# start of Available data

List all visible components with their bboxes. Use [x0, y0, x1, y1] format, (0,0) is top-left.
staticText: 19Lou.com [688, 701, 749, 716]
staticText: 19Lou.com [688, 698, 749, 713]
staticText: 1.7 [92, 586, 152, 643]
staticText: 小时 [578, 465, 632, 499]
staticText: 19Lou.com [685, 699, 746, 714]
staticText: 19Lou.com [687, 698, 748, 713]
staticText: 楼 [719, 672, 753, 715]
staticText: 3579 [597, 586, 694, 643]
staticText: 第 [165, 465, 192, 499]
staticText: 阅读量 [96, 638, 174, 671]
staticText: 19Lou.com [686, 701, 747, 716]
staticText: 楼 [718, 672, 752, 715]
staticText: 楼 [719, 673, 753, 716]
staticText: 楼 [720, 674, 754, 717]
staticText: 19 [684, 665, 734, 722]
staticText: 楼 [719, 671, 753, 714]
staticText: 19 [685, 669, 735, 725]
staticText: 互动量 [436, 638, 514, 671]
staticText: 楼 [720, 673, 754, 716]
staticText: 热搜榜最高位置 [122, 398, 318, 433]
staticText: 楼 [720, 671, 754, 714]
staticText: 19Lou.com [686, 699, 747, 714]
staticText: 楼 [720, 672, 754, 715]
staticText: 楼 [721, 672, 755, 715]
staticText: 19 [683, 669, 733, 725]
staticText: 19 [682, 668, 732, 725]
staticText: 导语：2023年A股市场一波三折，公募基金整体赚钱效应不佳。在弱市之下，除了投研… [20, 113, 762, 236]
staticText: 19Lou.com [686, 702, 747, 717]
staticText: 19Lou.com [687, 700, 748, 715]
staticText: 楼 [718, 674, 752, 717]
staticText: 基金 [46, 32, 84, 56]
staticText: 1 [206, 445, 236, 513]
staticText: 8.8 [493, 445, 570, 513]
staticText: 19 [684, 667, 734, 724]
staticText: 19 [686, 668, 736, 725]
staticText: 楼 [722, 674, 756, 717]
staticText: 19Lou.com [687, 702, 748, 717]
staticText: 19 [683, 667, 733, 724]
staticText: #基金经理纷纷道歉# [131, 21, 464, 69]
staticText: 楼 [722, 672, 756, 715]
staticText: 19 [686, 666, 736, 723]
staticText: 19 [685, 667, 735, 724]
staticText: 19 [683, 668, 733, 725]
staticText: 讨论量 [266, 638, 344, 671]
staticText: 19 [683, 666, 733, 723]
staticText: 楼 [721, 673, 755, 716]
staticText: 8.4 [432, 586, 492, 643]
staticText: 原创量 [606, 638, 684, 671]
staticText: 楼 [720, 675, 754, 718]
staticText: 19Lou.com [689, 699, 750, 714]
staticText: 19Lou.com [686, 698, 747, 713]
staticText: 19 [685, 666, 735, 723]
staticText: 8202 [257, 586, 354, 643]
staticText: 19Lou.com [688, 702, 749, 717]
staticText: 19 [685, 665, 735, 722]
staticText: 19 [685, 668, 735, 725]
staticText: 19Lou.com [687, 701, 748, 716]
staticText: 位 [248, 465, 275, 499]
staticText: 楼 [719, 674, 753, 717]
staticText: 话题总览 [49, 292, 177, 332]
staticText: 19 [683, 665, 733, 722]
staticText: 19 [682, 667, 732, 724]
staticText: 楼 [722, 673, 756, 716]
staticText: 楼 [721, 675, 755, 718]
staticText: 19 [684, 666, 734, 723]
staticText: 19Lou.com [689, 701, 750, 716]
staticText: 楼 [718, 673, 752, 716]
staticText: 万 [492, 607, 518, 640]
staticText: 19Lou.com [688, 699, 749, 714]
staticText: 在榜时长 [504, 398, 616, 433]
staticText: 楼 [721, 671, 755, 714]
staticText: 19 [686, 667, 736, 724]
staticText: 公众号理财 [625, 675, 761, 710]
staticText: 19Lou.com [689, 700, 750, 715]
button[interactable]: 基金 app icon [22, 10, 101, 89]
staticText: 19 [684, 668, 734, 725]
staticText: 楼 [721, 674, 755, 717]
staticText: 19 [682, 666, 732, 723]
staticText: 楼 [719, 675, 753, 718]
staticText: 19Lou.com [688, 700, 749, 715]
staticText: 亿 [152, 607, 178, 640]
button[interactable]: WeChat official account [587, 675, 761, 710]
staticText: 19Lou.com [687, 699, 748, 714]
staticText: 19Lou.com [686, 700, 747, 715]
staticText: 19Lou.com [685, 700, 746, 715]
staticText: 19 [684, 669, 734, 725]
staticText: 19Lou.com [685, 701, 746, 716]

# end of Available data

### Task details
Which lines in the records above contain the string "interactable"? Copy each of them in full, treating uppercase and lowercase letters as different.

### Response to this task
button[interactable]: 基金 app icon [22, 10, 101, 89]
button[interactable]: WeChat official account [587, 675, 761, 710]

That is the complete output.